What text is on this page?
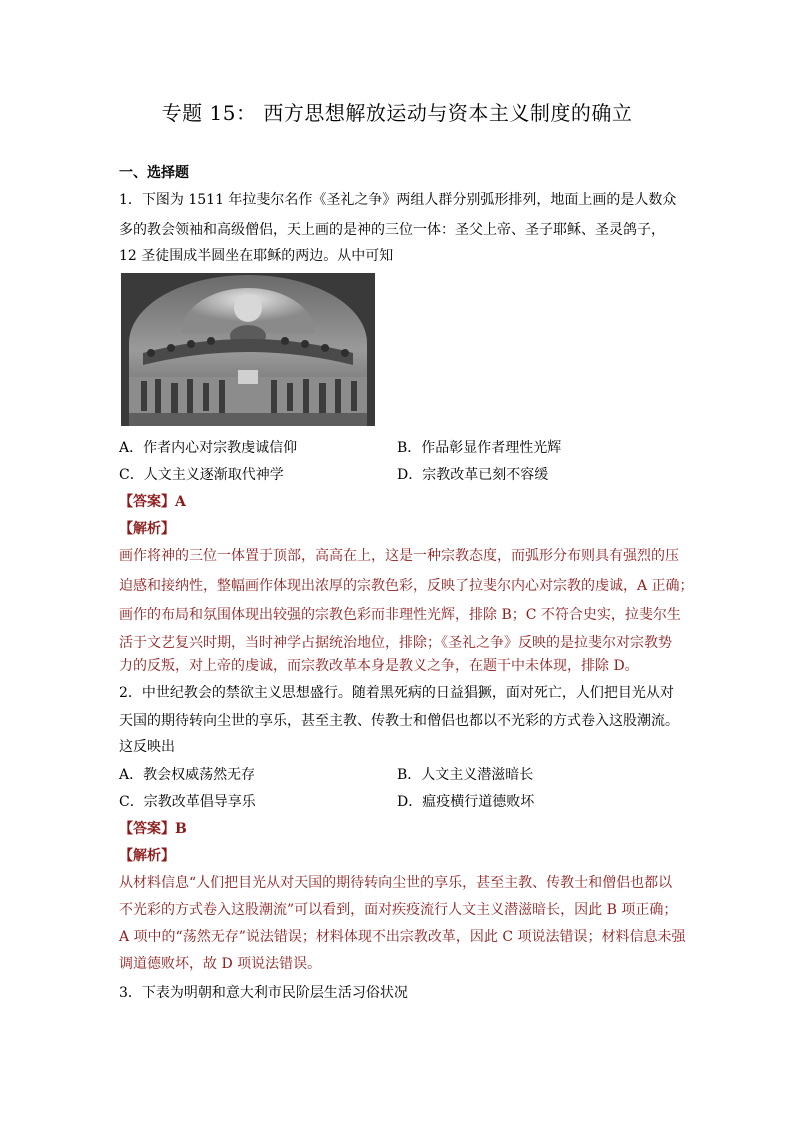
专题 15： 西方思想解放运动与资本主义制度的确立
一、选择题
1．下图为 1511 年拉斐尔名作《圣礼之争》两组人群分别弧形排列，地面上画的是人数众
多的教会领袖和高级僧侣，天上画的是神的三位一体：圣父上帝、圣子耶稣、圣灵鸽子，
12 圣徒围成半圆坐在耶稣的两边。从中可知
A．作者内心对宗教虔诚信仰	B．作品彰显作者理性光辉
C．人文主义逐渐取代神学	D．宗教改革已刻不容缓
【答案】A
【解析】
画作将神的三位一体置于顶部，高高在上，这是一种宗教态度，而弧形分布则具有强烈的压
迫感和接纳性，整幅画作体现出浓厚的宗教色彩，反映了拉斐尔内心对宗教的虔诚，A 正确；
画作的布局和氛围体现出较强的宗教色彩而非理性光辉，排除 B；C 不符合史实，拉斐尔生
活于文艺复兴时期，当时神学占据统治地位，排除；《圣礼之争》反映的是拉斐尔对宗教势
力的反叛，对上帝的虔诚，而宗教改革本身是教义之争，在题干中未体现，排除 D。
2．中世纪教会的禁欲主义思想盛行。随着黑死病的日益猖獗，面对死亡，人们把目光从对
天国的期待转向尘世的享乐，甚至主教、传教士和僧侣也都以不光彩的方式卷入这股潮流。
这反映出
A．教会权威荡然无存	B．人文主义潜滋暗长
C．宗教改革倡导享乐	D．瘟疫横行道德败坏
【答案】B
【解析】
从材料信息“人们把目光从对天国的期待转向尘世的享乐，甚至主教、传教士和僧侣也都以
不光彩的方式卷入这股潮流”可以看到，面对疾疫流行人文主义潜滋暗长，因此 B 项正确；
A 项中的“荡然无存”说法错误；材料体现不出宗教改革，因此 C 项说法错误；材料信息未强
调道德败坏，故 D 项说法错误。
3．下表为明朝和意大利市民阶层生活习俗状况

Exercise description
Pull every line containing "甚至主教" from the material above.

Result of the task
天国的期待转向尘世的享乐，甚至主教、传教士和僧侣也都以不光彩的方式卷入这股潮流。
从材料信息“人们把目光从对天国的期待转向尘世的享乐，甚至主教、传教士和僧侣也都以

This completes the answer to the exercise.